### JOB
Copy every line that mentions the word "population".

### SUPPLIED INFORMATION
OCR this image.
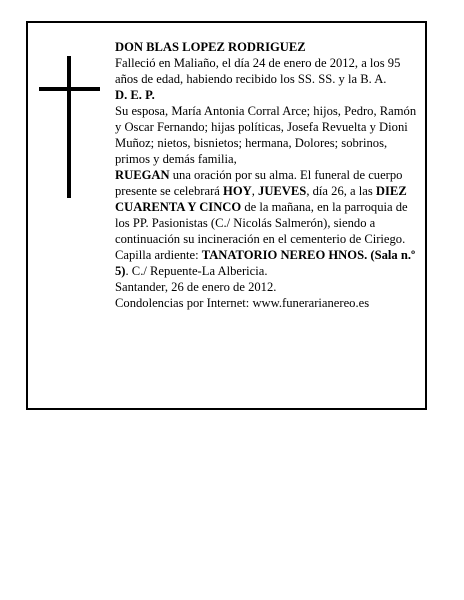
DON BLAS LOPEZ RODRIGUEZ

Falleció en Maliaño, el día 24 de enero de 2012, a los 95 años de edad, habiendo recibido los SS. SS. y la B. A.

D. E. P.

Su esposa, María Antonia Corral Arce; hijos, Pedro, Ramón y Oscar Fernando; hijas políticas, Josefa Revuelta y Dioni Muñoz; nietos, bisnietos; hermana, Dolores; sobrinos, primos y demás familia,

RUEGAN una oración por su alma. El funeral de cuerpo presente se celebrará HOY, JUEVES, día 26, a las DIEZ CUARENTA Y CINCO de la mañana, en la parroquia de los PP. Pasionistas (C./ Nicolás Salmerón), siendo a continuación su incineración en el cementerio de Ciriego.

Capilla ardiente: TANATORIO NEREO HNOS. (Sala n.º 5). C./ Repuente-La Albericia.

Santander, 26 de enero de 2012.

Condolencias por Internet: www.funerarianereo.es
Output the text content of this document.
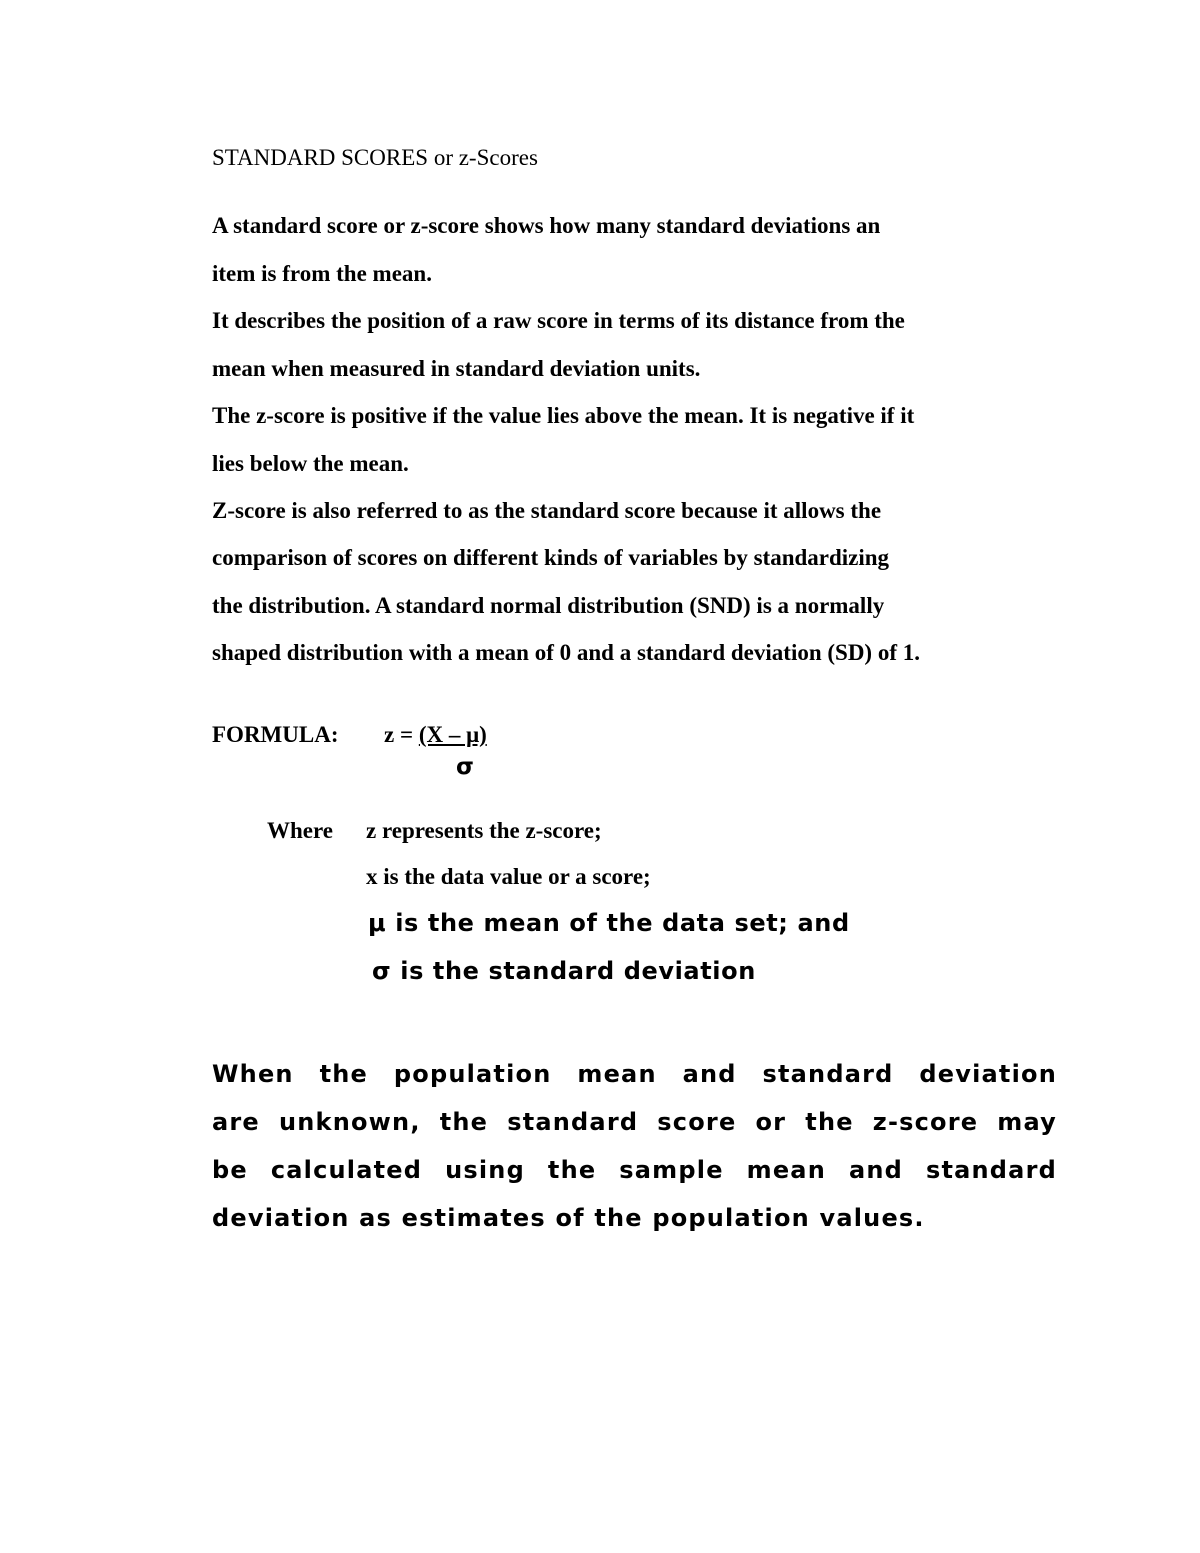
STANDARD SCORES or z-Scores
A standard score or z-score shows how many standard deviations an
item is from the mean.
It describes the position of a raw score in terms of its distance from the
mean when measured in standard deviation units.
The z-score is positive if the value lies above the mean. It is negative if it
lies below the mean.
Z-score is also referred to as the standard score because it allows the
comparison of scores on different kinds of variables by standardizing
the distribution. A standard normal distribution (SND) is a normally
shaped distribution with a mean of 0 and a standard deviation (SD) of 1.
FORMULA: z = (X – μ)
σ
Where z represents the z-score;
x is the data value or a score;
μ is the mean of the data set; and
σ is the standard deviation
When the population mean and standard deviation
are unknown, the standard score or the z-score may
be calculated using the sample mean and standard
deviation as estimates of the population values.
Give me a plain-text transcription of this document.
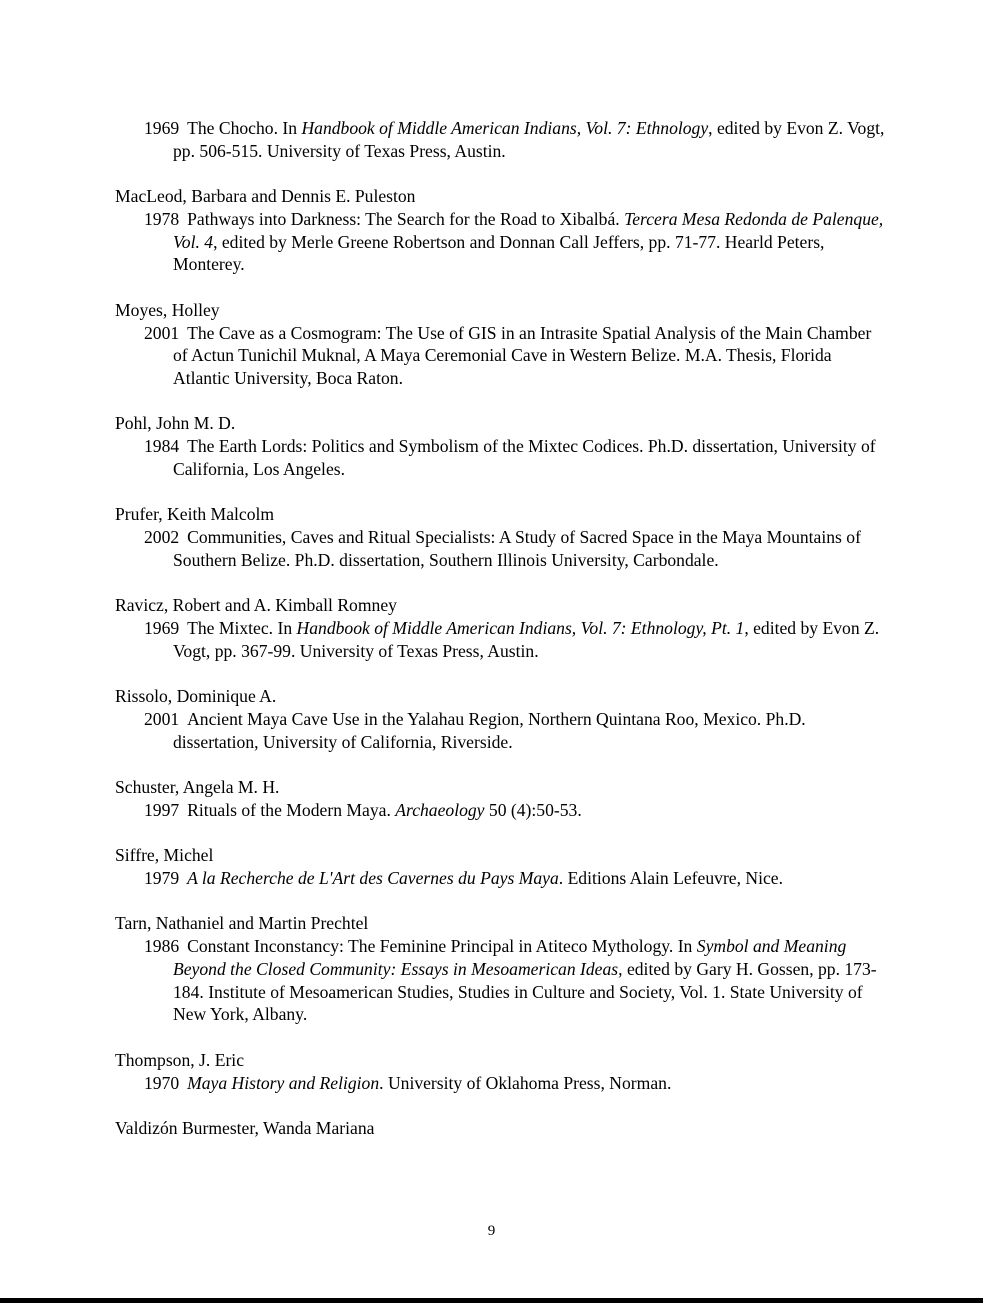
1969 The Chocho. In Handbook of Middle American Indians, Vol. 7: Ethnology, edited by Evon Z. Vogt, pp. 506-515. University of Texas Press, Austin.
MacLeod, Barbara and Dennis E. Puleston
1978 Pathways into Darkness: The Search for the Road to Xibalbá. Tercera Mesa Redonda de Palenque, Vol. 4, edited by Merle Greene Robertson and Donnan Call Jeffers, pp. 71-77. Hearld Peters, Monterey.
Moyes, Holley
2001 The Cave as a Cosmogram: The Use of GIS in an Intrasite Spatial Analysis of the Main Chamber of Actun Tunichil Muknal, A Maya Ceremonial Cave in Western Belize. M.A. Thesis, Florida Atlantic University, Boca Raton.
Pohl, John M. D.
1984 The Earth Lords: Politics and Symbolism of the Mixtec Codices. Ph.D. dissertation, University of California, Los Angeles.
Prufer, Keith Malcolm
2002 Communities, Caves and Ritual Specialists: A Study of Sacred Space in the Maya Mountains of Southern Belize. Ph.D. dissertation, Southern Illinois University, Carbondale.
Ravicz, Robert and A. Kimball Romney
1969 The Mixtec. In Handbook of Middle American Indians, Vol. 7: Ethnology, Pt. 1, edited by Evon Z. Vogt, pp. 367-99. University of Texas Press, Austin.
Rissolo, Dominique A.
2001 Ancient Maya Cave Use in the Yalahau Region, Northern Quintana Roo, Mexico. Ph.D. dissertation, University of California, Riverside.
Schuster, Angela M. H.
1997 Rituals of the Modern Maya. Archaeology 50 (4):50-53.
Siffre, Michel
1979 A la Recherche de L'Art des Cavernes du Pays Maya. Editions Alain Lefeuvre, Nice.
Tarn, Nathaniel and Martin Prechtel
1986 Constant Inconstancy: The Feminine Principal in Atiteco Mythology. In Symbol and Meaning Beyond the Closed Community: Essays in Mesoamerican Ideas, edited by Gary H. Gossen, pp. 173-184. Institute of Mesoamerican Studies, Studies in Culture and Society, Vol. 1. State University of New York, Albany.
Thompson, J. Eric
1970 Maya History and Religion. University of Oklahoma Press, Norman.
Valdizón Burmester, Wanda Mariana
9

### EXERCISE OUTPUT
When the population mean and standard deviation
deviation as estimates of the population values.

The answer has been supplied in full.